Type out the material below exactly.

Data listing
-*-*-

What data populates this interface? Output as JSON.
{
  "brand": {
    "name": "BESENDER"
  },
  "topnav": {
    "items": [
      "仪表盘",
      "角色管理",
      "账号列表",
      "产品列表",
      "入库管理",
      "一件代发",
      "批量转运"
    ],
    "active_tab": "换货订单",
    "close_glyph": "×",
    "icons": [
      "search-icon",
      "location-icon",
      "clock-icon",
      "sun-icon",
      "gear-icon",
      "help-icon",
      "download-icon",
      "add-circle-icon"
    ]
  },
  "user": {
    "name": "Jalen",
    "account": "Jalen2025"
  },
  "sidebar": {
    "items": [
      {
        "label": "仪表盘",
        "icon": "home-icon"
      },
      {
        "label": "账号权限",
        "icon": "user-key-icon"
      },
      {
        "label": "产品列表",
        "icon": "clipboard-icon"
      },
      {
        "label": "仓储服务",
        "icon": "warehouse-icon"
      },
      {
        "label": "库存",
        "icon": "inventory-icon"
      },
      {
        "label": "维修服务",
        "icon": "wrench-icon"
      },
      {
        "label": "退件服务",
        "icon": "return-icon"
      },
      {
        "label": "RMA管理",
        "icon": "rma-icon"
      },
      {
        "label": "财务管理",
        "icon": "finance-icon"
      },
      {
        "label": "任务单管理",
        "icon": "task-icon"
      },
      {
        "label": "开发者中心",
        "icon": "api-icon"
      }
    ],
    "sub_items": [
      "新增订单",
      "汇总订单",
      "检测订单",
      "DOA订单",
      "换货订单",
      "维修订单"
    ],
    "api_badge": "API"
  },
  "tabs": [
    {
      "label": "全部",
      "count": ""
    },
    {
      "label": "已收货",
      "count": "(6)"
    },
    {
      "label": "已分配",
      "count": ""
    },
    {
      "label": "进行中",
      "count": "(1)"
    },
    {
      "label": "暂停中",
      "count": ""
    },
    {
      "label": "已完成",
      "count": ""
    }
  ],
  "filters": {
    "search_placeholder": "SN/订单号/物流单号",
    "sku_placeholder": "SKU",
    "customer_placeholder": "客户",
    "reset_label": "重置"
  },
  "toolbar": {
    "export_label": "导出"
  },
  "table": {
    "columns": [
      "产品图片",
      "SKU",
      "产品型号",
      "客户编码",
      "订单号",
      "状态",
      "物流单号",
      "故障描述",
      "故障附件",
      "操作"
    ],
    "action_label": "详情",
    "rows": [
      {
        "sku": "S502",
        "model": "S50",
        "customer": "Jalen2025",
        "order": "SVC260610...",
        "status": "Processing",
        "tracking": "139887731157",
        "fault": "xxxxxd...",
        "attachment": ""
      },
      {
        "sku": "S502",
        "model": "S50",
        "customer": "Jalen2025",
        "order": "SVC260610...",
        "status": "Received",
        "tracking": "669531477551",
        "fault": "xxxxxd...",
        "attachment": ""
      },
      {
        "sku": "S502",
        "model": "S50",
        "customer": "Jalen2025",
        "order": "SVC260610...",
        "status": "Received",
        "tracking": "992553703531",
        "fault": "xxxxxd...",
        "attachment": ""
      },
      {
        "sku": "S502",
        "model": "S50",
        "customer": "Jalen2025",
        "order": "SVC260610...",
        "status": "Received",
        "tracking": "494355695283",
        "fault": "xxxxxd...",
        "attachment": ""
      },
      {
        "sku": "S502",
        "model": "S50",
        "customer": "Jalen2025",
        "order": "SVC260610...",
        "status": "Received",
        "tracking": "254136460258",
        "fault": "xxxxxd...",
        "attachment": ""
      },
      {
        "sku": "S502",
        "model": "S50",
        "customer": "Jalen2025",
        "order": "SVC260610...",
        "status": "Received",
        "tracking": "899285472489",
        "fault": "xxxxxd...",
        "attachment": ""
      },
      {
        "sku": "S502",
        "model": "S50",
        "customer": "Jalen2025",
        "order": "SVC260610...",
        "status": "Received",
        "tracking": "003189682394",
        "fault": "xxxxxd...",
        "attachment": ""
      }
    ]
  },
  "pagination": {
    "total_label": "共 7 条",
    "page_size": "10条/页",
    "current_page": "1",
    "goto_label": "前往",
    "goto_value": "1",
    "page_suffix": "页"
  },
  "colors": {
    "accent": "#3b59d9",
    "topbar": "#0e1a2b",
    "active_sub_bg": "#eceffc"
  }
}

-*-*-

▸ **Final result**
What data populates this interface? Output as JSON.
{
  "brand": {
    "name": "BESENDER"
  },
  "topnav": {
    "items": [
      "仪表盘",
      "角色管理",
      "账号列表",
      "产品列表",
      "入库管理",
      "一件代发",
      "批量转运"
    ],
    "active_tab": "换货订单",
    "close_glyph": "×",
    "icons": [
      "search-icon",
      "location-icon",
      "clock-icon",
      "sun-icon",
      "gear-icon",
      "help-icon",
      "download-icon",
      "add-circle-icon"
    ]
  },
  "user": {
    "name": "Jalen",
    "account": "Jalen2025"
  },
  "sidebar": {
    "items": [
      {
        "label": "仪表盘",
        "icon": "home-icon"
      },
      {
        "label": "账号权限",
        "icon": "user-key-icon"
      },
      {
        "label": "产品列表",
        "icon": "clipboard-icon"
      },
      {
        "label": "仓储服务",
        "icon": "warehouse-icon"
      },
      {
        "label": "库存",
        "icon": "inventory-icon"
      },
      {
        "label": "维修服务",
        "icon": "wrench-icon"
      },
      {
        "label": "退件服务",
        "icon": "return-icon"
      },
      {
        "label": "RMA管理",
        "icon": "rma-icon"
      },
      {
        "label": "财务管理",
        "icon": "finance-icon"
      },
      {
        "label": "任务单管理",
        "icon": "task-icon"
      },
      {
        "label": "开发者中心",
        "icon": "api-icon"
      }
    ],
    "sub_items": [
      "新增订单",
      "汇总订单",
      "检测订单",
      "DOA订单",
      "换货订单",
      "维修订单"
    ],
    "api_badge": "API"
  },
  "tabs": [
    {
      "label": "全部",
      "count": ""
    },
    {
      "label": "已收货",
      "count": "(6)"
    },
    {
      "label": "已分配",
      "count": ""
    },
    {
      "label": "进行中",
      "count": "(1)"
    },
    {
      "label": "暂停中",
      "count": ""
    },
    {
      "label": "已完成",
      "count": ""
    }
  ],
  "filters": {
    "search_placeholder": "SN/订单号/物流单号",
    "sku_placeholder": "SKU",
    "customer_placeholder": "客户",
    "reset_label": "重置"
  },
  "toolbar": {
    "export_label": "导出"
  },
  "table": {
    "columns": [
      "产品图片",
      "SKU",
      "产品型号",
      "客户编码",
      "订单号",
      "状态",
      "物流单号",
      "故障描述",
      "故障附件",
      "操作"
    ],
    "action_label": "详情",
    "rows": [
      {
        "sku": "S502",
        "model": "S50",
        "customer": "Jalen2025",
        "order": "SVC260610...",
        "status": "Processing",
        "tracking": "139887731157",
        "fault": "xxxxxd...",
        "attachment": ""
      },
      {
        "sku": "S502",
        "model": "S50",
        "customer": "Jalen2025",
        "order": "SVC260610...",
        "status": "Received",
        "tracking": "669531477551",
        "fault": "xxxxxd...",
        "attachment": ""
      },
      {
        "sku": "S502",
        "model": "S50",
        "customer": "Jalen2025",
        "order": "SVC260610...",
        "status": "Received",
        "tracking": "992553703531",
        "fault": "xxxxxd...",
        "attachment": ""
      },
      {
        "sku": "S502",
        "model": "S50",
        "customer": "Jalen2025",
        "order": "SVC260610...",
        "status": "Received",
        "tracking": "494355695283",
        "fault": "xxxxxd...",
        "attachment": ""
      },
      {
        "sku": "S502",
        "model": "S50",
        "customer": "Jalen2025",
        "order": "SVC260610...",
        "status": "Received",
        "tracking": "254136460258",
        "fault": "xxxxxd...",
        "attachment": ""
      },
      {
        "sku": "S502",
        "model": "S50",
        "customer": "Jalen2025",
        "order": "SVC260610...",
        "status": "Received",
        "tracking": "899285472489",
        "fault": "xxxxxd...",
        "attachment": ""
      },
      {
        "sku": "S502",
        "model": "S50",
        "customer": "Jalen2025",
        "order": "SVC260610...",
        "status": "Received",
        "tracking": "003189682394",
        "fault": "xxxxxd...",
        "attachment": ""
      }
    ]
  },
  "pagination": {
    "total_label": "共 7 条",
    "page_size": "10条/页",
    "current_page": "1",
    "goto_label": "前往",
    "goto_value": "1",
    "page_suffix": "页"
  },
  "colors": {
    "accent": "#3b59d9",
    "topbar": "#0e1a2b",
    "active_sub_bg": "#eceffc"
  }
}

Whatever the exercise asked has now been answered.